Source data

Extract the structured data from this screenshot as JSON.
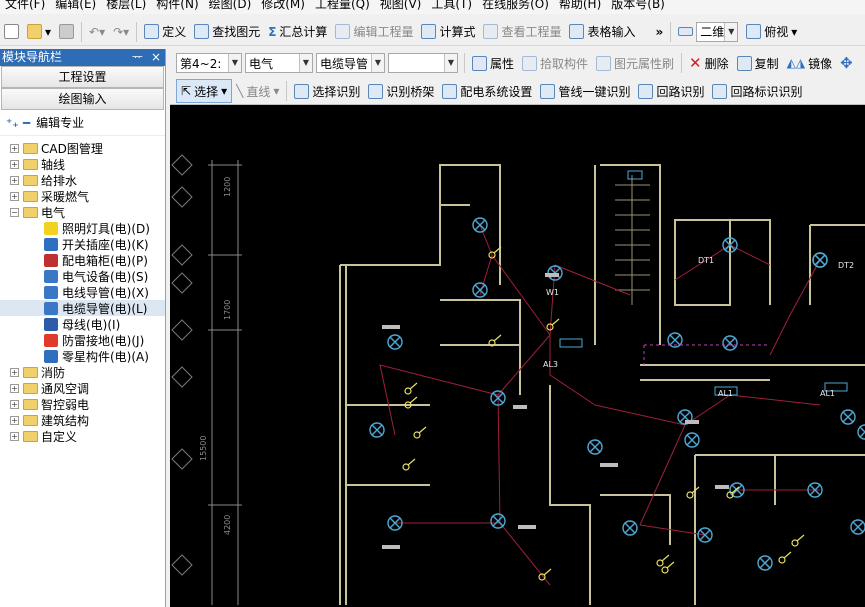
{
  "menu": [
    "文件(F)",
    "编辑(E)",
    "楼层(L)",
    "构件(N)",
    "绘图(D)",
    "修改(M)",
    "工程量(Q)",
    "视图(V)",
    "工具(T)",
    "在线服务(O)",
    "帮助(H)",
    "版本号(B)"
  ],
  "toolbar1": {
    "define": "定义",
    "find_element": "查找图元",
    "summary_calc": "汇总计算",
    "edit_quantity": "编辑工程量",
    "formula": "计算式",
    "view_quantity": "查看工程量",
    "table_input": "表格输入",
    "more": "»",
    "view_mode": "二维",
    "view_dir": "俯视"
  },
  "sidebar": {
    "title": "模块导航栏",
    "pin": "ᅲ",
    "close": "×",
    "btn_project": "工程设置",
    "btn_draw": "绘图输入",
    "edit_spec": "编辑专业",
    "tree": [
      {
        "label": "CAD图管理",
        "expanded": false
      },
      {
        "label": "轴线",
        "expanded": false
      },
      {
        "label": "给排水",
        "expanded": false
      },
      {
        "label": "采暖燃气",
        "expanded": false
      },
      {
        "label": "电气",
        "expanded": true,
        "children": [
          {
            "label": "照明灯具(电)(D)",
            "icon": "bulb-icon",
            "color": "#f2d21f"
          },
          {
            "label": "开关插座(电)(K)",
            "icon": "switch-icon",
            "color": "#2f6fc0"
          },
          {
            "label": "配电箱柜(电)(P)",
            "icon": "cabinet-icon",
            "color": "#c03030"
          },
          {
            "label": "电气设备(电)(S)",
            "icon": "device-icon",
            "color": "#3a77c4"
          },
          {
            "label": "电线导管(电)(X)",
            "icon": "wire-icon",
            "color": "#3a77c4"
          },
          {
            "label": "电缆导管(电)(L)",
            "icon": "cable-icon",
            "color": "#3a77c4",
            "selected": true
          },
          {
            "label": "母线(电)(I)",
            "icon": "busbar-icon",
            "color": "#2c5ca8"
          },
          {
            "label": "防雷接地(电)(J)",
            "icon": "lightning-icon",
            "color": "#e03a2a"
          },
          {
            "label": "零星构件(电)(A)",
            "icon": "grid-icon",
            "color": "#2f6fc0"
          }
        ]
      },
      {
        "label": "消防",
        "expanded": false
      },
      {
        "label": "通风空调",
        "expanded": false
      },
      {
        "label": "智控弱电",
        "expanded": false
      },
      {
        "label": "建筑结构",
        "expanded": false
      },
      {
        "label": "自定义",
        "expanded": false
      }
    ]
  },
  "toolbar2": {
    "floor": "第4~2:",
    "discipline": "电气",
    "element_type": "电缆导管",
    "element_name": "",
    "property": "属性",
    "pick_element": "拾取构件",
    "element_property": "图元属性刷",
    "delete": "删除",
    "copy": "复制",
    "mirror": "镜像"
  },
  "toolbar3": {
    "select": "选择",
    "line": "直线",
    "select_identify": "选择识别",
    "bridge_identify": "识别桥架",
    "distribution_setting": "配电系统设置",
    "conduit_one_key": "管线一键识别",
    "loop_identify": "回路识别",
    "loop_label_identify": "回路标识识别"
  },
  "drawing": {
    "dims": [
      "1200",
      "1700",
      "15500",
      "4200"
    ],
    "labels": [
      "AL3",
      "AL1",
      "AL1",
      "DT1",
      "DT2",
      "W1"
    ]
  }
}
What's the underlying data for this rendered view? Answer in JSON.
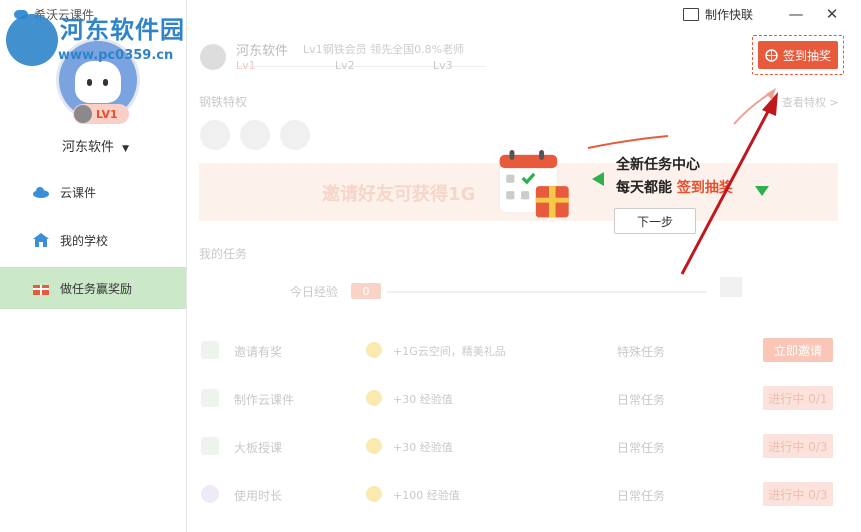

▸ Problem
Reply with nothing but a number: how many lines of the entries above contain the string "color"?

▸ Result of this exercise
9